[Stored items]
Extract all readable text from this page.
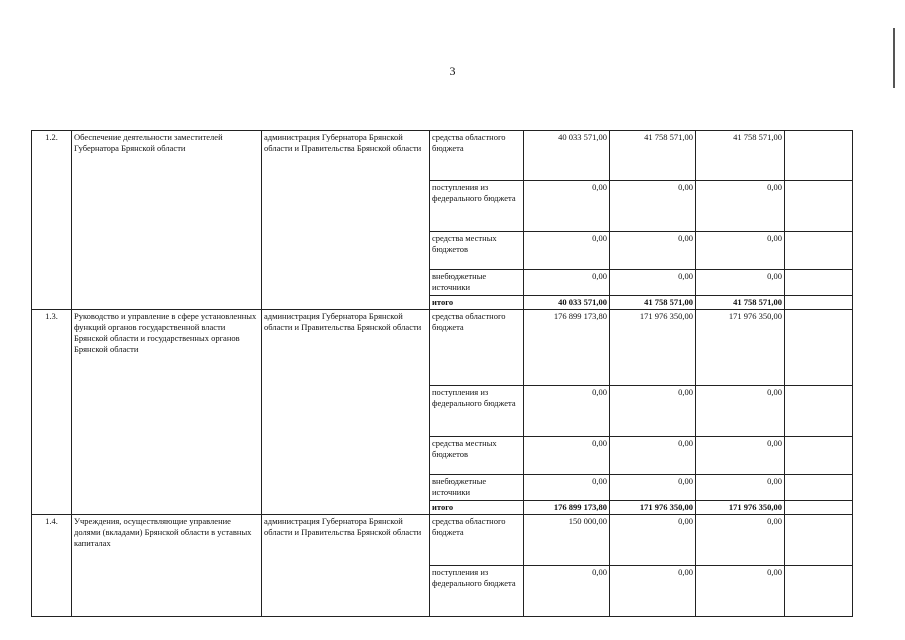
3
1.2.	Обеспечение деятельности заместителей Губернатора Брянской области	администрация Губернатора Брянской области и Правительства Брянской области	средства областного бюджета	40 033 571,00	41 758 571,00	41 758 571,00	
			поступления из федерального бюджета	0,00	0,00	0,00	
			средства местных бюджетов	0,00	0,00	0,00	
			внебюджетные источники	0,00	0,00	0,00	
			итого	40 033 571,00	41 758 571,00	41 758 571,00	
1.3.	Руководство и управление в сфере установленных функций органов государственной власти Брянской области и государственных органов Брянской области	администрация Губернатора Брянской области и Правительства Брянской области	средства областного бюджета	176 899 173,80	171 976 350,00	171 976 350,00	
			поступления из федерального бюджета	0,00	0,00	0,00	
			средства местных бюджетов	0,00	0,00	0,00	
			внебюджетные источники	0,00	0,00	0,00	
			итого	176 899 173,80	171 976 350,00	171 976 350,00	
1.4.	Учреждения, осуществляющие управление долями (вкладами) Брянской области в уставных капиталах	администрация Губернатора Брянской области и Правительства Брянской области	средства областного бюджета	150 000,00	0,00	0,00	
			поступления из федерального бюджета	0,00	0,00	0,00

WHAT YOU HAVE TO DO
Each line that holds the word "итого" should be extracted from the records.

SOLUTION TO THIS EXERCISE
			итого	40 033 571,00	41 758 571,00	41 758 571,00	
			итого	176 899 173,80	171 976 350,00	171 976 350,00	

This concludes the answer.